• _Exercise aim_
Every line below that holds the string "Here" should be copied out.

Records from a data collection
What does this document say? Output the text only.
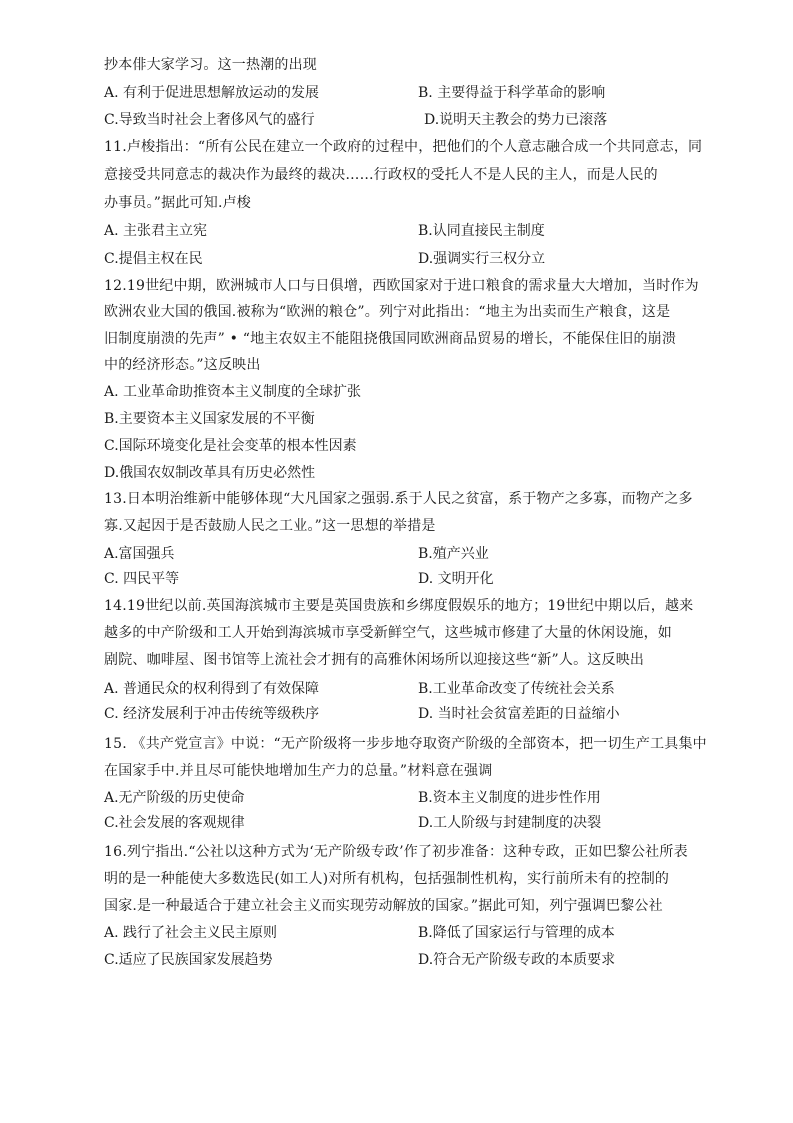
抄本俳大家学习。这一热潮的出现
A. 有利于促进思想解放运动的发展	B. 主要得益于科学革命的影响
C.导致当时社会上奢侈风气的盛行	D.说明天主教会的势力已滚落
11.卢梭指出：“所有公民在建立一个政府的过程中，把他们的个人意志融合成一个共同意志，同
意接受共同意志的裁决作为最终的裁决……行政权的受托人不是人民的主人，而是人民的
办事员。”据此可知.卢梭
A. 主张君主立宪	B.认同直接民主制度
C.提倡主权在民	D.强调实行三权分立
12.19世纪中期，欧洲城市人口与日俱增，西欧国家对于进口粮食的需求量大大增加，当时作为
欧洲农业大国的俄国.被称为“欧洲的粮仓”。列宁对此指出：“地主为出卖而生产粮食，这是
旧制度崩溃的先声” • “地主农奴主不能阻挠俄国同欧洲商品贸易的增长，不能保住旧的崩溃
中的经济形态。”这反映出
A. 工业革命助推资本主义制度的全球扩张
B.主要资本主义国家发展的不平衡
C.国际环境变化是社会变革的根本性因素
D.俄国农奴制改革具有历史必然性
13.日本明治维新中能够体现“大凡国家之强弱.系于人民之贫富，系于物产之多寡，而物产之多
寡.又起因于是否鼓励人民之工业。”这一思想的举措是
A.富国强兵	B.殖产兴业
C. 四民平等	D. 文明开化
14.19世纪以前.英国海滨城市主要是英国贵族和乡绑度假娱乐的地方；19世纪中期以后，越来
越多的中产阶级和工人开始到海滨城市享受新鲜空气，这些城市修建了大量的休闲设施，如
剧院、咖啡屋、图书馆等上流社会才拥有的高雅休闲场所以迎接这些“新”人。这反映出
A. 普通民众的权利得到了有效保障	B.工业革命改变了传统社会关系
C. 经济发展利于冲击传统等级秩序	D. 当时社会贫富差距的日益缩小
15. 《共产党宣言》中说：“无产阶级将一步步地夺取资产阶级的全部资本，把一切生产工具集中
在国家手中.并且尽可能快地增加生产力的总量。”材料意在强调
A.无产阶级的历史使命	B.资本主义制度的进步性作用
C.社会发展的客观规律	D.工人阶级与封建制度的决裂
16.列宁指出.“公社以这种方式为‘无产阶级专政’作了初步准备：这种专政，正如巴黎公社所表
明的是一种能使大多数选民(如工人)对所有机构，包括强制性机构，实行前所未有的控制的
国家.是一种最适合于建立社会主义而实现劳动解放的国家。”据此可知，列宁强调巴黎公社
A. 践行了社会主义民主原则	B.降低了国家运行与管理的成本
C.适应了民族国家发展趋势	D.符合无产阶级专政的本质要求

---

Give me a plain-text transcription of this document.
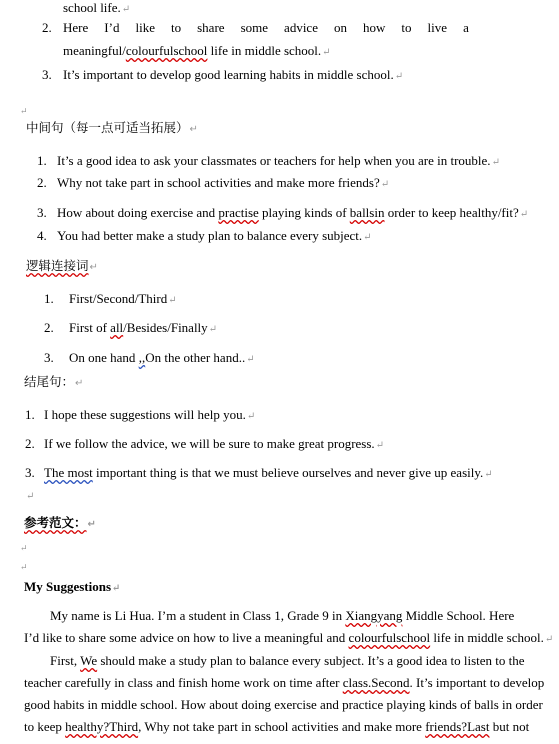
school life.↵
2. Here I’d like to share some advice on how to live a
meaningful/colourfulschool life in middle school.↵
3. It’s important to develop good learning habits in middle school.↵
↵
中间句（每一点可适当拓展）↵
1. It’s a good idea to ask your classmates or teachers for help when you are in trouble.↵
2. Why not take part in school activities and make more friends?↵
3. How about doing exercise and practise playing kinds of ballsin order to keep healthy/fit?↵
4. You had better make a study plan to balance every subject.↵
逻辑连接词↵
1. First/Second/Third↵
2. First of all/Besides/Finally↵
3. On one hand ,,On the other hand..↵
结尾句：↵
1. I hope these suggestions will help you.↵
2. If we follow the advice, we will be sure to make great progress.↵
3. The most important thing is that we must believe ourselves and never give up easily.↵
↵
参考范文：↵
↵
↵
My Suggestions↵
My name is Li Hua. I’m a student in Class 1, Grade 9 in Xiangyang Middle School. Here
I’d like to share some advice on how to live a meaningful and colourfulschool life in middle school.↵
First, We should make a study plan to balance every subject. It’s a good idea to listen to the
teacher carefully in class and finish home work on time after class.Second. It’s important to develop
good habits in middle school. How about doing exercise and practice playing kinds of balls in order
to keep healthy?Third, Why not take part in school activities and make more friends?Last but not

==

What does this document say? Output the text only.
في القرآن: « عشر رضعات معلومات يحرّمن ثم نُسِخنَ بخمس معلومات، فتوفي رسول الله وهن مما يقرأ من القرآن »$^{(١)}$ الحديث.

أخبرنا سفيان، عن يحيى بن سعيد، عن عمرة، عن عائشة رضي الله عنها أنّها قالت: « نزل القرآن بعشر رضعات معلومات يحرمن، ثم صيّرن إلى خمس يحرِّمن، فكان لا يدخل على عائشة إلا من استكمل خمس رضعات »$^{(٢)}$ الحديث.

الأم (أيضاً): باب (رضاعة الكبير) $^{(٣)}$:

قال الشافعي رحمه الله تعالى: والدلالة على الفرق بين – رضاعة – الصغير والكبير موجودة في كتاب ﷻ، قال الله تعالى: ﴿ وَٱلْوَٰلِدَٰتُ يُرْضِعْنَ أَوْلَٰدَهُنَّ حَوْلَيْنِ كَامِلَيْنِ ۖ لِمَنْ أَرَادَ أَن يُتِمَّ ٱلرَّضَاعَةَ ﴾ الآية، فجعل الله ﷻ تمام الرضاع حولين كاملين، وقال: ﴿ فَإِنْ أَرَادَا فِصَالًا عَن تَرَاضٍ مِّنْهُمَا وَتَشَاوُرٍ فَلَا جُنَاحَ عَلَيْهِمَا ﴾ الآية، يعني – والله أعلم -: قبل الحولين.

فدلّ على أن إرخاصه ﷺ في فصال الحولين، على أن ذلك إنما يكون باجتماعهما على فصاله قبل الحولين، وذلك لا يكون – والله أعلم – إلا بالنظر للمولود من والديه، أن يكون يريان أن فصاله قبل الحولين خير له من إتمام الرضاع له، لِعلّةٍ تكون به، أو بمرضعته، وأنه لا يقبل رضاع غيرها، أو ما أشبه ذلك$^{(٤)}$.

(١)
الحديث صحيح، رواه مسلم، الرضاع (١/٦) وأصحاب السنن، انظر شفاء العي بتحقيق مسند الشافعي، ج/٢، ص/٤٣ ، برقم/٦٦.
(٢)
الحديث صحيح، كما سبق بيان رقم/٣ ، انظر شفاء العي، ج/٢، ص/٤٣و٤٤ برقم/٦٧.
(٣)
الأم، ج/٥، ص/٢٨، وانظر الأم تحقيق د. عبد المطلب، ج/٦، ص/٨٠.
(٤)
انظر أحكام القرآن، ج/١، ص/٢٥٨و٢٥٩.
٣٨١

• _Written answer_
2. Here I’d like to share some advice on how to live a
My name is Li Hua. I’m a student in Class 1, Grade 9 in Xiangyang Middle School. Here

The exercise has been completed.